Dataset excerpt:
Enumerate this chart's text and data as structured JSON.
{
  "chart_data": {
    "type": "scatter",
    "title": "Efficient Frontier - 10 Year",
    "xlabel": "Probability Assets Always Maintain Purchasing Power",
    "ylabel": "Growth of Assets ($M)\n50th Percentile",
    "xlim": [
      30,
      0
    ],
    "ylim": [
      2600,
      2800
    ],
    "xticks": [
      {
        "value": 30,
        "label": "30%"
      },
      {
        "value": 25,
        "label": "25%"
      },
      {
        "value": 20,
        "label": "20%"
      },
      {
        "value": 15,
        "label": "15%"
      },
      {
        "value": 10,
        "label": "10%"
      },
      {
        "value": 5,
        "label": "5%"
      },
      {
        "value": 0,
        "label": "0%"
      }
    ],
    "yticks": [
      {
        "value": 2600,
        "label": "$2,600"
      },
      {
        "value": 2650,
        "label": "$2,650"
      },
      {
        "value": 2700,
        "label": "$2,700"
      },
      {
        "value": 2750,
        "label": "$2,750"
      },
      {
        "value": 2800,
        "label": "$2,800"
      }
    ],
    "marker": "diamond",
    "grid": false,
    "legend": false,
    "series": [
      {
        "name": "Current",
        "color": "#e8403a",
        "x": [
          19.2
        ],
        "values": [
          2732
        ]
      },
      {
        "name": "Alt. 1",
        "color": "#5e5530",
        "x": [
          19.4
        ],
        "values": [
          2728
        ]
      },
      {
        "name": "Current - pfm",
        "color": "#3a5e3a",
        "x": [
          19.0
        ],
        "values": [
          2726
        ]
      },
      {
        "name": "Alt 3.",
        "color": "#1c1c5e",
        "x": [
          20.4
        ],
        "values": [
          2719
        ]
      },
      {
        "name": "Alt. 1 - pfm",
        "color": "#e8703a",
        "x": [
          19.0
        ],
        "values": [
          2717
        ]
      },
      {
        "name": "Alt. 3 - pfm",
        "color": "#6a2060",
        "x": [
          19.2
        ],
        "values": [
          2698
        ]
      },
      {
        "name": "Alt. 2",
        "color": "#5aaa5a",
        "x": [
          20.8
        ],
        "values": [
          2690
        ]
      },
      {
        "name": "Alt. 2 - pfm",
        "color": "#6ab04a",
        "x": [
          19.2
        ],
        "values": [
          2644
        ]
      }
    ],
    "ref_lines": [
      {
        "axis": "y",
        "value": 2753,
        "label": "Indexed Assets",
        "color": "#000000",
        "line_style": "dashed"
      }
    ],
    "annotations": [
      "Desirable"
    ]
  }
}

▶ **What is needed**
Copy each line of the preceding data that contains the string "name".

▶ **Response to this exercise**
        "name": "Current",
        "name": "Alt. 1",
        "name": "Current - pfm",
        "name": "Alt 3.",
        "name": "Alt. 1 - pfm",
        "name": "Alt. 3 - pfm",
        "name": "Alt. 2",
        "name": "Alt. 2 - pfm",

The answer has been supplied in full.